__WHAT THIS TASK INVOLVES__. Count, in the entries, the lines with "text". Answer with the number only.

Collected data
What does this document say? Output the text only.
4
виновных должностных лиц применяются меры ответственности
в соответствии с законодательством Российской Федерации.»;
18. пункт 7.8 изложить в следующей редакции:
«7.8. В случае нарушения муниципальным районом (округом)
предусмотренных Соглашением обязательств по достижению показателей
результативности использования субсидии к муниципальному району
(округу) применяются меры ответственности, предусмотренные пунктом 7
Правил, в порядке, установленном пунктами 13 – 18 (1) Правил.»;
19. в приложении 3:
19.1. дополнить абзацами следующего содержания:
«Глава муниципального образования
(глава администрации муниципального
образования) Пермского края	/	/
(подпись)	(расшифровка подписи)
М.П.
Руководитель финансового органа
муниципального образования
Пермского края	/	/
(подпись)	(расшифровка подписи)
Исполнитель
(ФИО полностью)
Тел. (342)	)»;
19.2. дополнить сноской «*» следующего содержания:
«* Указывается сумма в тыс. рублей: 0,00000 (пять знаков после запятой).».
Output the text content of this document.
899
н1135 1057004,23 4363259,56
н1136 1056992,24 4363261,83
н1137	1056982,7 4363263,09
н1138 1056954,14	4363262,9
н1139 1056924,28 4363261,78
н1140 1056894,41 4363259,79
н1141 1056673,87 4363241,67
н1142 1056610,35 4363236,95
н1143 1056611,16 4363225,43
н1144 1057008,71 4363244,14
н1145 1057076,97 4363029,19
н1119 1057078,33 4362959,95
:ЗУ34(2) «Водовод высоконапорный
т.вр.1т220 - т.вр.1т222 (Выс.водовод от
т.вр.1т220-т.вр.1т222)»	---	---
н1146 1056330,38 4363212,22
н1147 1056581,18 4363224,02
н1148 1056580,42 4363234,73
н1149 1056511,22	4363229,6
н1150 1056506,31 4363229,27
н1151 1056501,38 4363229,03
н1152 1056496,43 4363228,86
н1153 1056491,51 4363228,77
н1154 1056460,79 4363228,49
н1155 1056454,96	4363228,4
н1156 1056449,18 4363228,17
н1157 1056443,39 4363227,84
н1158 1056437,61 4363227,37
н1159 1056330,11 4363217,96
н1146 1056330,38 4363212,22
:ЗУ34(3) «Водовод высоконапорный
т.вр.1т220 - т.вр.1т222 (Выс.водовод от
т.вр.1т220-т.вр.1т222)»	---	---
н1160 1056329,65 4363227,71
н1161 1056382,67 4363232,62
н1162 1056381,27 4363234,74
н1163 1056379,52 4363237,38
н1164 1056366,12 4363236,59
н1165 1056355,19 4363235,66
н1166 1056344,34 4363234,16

__RESPONSE__. 2